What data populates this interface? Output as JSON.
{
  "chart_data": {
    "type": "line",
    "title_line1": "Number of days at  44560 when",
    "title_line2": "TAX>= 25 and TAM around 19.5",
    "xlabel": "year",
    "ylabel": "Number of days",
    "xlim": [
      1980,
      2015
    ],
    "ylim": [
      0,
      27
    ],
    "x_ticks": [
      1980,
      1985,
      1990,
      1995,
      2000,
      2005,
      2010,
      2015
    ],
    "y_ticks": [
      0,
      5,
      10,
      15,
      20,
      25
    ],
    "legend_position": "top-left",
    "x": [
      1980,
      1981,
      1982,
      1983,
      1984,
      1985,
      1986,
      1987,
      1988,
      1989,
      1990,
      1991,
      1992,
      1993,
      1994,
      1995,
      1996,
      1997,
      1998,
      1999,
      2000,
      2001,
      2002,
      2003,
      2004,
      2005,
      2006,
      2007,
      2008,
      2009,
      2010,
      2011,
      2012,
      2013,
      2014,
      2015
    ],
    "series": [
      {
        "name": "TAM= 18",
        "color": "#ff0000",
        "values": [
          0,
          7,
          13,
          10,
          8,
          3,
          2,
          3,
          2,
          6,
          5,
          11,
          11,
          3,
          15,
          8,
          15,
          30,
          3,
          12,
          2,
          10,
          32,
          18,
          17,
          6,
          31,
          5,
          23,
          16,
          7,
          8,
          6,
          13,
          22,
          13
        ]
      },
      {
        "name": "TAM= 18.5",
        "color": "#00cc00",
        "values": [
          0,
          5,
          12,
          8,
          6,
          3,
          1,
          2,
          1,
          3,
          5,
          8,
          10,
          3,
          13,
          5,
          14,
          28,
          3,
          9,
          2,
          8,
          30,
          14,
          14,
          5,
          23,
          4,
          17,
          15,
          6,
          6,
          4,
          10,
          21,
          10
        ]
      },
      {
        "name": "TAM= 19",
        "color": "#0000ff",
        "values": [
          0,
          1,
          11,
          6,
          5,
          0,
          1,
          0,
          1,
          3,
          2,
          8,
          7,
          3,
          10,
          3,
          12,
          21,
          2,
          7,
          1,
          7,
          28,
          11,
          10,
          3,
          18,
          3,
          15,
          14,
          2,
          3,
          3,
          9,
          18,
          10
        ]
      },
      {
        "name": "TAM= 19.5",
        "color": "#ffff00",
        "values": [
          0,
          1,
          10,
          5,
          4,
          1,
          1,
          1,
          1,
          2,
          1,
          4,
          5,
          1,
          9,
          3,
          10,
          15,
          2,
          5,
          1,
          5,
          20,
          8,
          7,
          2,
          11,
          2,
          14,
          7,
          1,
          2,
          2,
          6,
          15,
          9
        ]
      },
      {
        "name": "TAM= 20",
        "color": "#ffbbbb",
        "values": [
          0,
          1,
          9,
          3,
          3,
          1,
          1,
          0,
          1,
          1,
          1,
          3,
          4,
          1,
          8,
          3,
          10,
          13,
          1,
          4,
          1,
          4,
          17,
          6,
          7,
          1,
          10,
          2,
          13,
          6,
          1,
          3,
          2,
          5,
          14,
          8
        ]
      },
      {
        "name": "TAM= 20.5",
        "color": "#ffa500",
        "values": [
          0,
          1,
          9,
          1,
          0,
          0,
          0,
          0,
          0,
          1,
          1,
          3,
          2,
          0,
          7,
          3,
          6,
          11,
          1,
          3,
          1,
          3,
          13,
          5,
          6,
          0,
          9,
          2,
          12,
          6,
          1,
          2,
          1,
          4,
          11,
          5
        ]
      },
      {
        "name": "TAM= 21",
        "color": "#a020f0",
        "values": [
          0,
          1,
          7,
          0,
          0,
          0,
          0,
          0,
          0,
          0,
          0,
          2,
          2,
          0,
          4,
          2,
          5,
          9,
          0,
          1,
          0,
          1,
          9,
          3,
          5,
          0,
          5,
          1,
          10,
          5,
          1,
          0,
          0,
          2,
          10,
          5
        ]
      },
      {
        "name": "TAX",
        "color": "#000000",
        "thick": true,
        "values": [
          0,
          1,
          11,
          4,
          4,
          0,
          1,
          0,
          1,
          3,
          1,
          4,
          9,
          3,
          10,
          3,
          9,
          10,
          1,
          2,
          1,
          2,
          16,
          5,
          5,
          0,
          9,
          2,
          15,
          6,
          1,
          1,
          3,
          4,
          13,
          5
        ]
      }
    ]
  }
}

****************

Pick out every line with the string "days" and copy it.

▶ **Output of the task**
    "title_line1": "Number of days at  44560 when",
    "ylabel": "Number of days",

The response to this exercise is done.